▶ _Work to do_
Restate, word for word, every line of the data.

* Start *

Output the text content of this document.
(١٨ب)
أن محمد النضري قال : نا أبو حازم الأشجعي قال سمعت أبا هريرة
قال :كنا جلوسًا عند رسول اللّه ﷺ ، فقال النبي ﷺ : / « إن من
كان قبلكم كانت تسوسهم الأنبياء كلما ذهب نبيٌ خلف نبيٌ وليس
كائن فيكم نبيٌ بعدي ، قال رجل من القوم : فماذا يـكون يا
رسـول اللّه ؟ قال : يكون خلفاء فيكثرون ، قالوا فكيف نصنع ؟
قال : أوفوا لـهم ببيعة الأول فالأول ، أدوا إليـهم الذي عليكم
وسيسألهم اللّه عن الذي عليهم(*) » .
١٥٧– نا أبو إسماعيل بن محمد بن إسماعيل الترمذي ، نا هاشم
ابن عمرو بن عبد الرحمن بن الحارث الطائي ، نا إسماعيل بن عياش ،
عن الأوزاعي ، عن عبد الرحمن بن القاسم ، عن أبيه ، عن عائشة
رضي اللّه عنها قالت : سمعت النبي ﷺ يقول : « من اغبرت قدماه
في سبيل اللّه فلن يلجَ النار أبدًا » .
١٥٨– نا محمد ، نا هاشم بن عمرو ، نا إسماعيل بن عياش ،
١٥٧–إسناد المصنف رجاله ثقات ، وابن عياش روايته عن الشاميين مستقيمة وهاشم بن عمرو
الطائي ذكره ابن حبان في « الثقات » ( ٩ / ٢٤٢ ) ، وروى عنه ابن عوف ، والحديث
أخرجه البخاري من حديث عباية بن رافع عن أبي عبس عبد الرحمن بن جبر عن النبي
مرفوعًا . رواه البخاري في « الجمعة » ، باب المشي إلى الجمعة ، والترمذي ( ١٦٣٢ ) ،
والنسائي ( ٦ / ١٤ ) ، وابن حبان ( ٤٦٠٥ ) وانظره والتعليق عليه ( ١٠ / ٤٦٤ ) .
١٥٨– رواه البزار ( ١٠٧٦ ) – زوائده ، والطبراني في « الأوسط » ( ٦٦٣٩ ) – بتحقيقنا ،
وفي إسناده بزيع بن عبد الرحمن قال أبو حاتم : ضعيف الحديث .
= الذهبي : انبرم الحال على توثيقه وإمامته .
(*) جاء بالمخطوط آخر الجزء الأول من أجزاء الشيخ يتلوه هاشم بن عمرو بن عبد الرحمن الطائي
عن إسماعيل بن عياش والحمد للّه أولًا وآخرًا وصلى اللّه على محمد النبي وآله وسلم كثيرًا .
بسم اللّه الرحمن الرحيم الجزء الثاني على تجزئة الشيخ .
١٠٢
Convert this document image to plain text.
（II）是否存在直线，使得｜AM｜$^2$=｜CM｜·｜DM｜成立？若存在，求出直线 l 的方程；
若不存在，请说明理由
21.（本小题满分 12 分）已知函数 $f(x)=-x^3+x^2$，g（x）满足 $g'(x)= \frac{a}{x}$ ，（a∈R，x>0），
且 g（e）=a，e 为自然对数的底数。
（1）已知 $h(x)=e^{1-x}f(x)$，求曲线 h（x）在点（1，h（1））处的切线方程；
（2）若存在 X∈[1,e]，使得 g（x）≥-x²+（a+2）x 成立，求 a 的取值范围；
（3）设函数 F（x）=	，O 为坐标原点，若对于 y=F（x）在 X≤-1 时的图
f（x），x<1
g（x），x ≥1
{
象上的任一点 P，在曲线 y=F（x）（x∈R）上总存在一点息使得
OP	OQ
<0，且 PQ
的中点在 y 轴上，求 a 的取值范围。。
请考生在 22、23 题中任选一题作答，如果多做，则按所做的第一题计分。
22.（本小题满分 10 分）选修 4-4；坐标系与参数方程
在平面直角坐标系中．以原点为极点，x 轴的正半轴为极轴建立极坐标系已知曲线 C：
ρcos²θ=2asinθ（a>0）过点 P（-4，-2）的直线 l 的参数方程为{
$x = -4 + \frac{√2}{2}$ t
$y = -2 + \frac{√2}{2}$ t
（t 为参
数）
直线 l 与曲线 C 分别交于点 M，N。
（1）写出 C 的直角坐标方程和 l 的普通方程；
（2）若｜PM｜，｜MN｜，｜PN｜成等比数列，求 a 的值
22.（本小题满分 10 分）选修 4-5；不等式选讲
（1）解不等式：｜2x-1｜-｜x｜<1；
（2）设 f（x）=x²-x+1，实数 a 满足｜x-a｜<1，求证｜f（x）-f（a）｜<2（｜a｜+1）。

* End *

▶ _Response below_
Output the text content of this document.
(١٨ب)
أن محمد النضري قال : نا أبو حازم الأشجعي قال سمعت أبا هريرة
قال :كنا جلوسًا عند رسول اللّه ﷺ ، فقال النبي ﷺ : / « إن من
كان قبلكم كانت تسوسهم الأنبياء كلما ذهب نبيٌ خلف نبيٌ وليس
كائن فيكم نبيٌ بعدي ، قال رجل من القوم : فماذا يـكون يا
رسـول اللّه ؟ قال : يكون خلفاء فيكثرون ، قالوا فكيف نصنع ؟
قال : أوفوا لـهم ببيعة الأول فالأول ، أدوا إليـهم الذي عليكم
وسيسألهم اللّه عن الذي عليهم(*) » .
١٥٧– نا أبو إسماعيل بن محمد بن إسماعيل الترمذي ، نا هاشم
ابن عمرو بن عبد الرحمن بن الحارث الطائي ، نا إسماعيل بن عياش ،
عن الأوزاعي ، عن عبد الرحمن بن القاسم ، عن أبيه ، عن عائشة
رضي اللّه عنها قالت : سمعت النبي ﷺ يقول : « من اغبرت قدماه
في سبيل اللّه فلن يلجَ النار أبدًا » .
١٥٨– نا محمد ، نا هاشم بن عمرو ، نا إسماعيل بن عياش ،
١٥٧–إسناد المصنف رجاله ثقات ، وابن عياش روايته عن الشاميين مستقيمة وهاشم بن عمرو
الطائي ذكره ابن حبان في « الثقات » ( ٩ / ٢٤٢ ) ، وروى عنه ابن عوف ، والحديث
أخرجه البخاري من حديث عباية بن رافع عن أبي عبس عبد الرحمن بن جبر عن النبي
مرفوعًا . رواه البخاري في « الجمعة » ، باب المشي إلى الجمعة ، والترمذي ( ١٦٣٢ ) ،
والنسائي ( ٦ / ١٤ ) ، وابن حبان ( ٤٦٠٥ ) وانظره والتعليق عليه ( ١٠ / ٤٦٤ ) .
١٥٨– رواه البزار ( ١٠٧٦ ) – زوائده ، والطبراني في « الأوسط » ( ٦٦٣٩ ) – بتحقيقنا ،
وفي إسناده بزيع بن عبد الرحمن قال أبو حاتم : ضعيف الحديث .
= الذهبي : انبرم الحال على توثيقه وإمامته .
(*) جاء بالمخطوط آخر الجزء الأول من أجزاء الشيخ يتلوه هاشم بن عمرو بن عبد الرحمن الطائي
عن إسماعيل بن عياش والحمد للّه أولًا وآخرًا وصلى اللّه على محمد النبي وآله وسلم كثيرًا .
بسم اللّه الرحمن الرحيم الجزء الثاني على تجزئة الشيخ .
١٠٢
Convert this document image to plain text.
（II）是否存在直线，使得｜AM｜$^2$=｜CM｜·｜DM｜成立？若存在，求出直线 l 的方程；
若不存在，请说明理由
21.（本小题满分 12 分）已知函数 $f(x)=-x^3+x^2$，g（x）满足 $g'(x)= \frac{a}{x}$ ，（a∈R，x>0），
且 g（e）=a，e 为自然对数的底数。
（1）已知 $h(x)=e^{1-x}f(x)$，求曲线 h（x）在点（1，h（1））处的切线方程；
（2）若存在 X∈[1,e]，使得 g（x）≥-x²+（a+2）x 成立，求 a 的取值范围；
（3）设函数 F（x）=	，O 为坐标原点，若对于 y=F（x）在 X≤-1 时的图
f（x），x<1
g（x），x ≥1
{
象上的任一点 P，在曲线 y=F（x）（x∈R）上总存在一点息使得
OP	OQ
<0，且 PQ
的中点在 y 轴上，求 a 的取值范围。。
请考生在 22、23 题中任选一题作答，如果多做，则按所做的第一题计分。
22.（本小题满分 10 分）选修 4-4；坐标系与参数方程
在平面直角坐标系中．以原点为极点，x 轴的正半轴为极轴建立极坐标系已知曲线 C：
ρcos²θ=2asinθ（a>0）过点 P（-4，-2）的直线 l 的参数方程为{
$x = -4 + \frac{√2}{2}$ t
$y = -2 + \frac{√2}{2}$ t
（t 为参
数）
直线 l 与曲线 C 分别交于点 M，N。
（1）写出 C 的直角坐标方程和 l 的普通方程；
（2）若｜PM｜，｜MN｜，｜PN｜成等比数列，求 a 的值
22.（本小题满分 10 分）选修 4-5；不等式选讲
（1）解不等式：｜2x-1｜-｜x｜<1；
（2）设 f（x）=x²-x+1，实数 a 满足｜x-a｜<1，求证｜f（x）-f（a）｜<2（｜a｜+1）。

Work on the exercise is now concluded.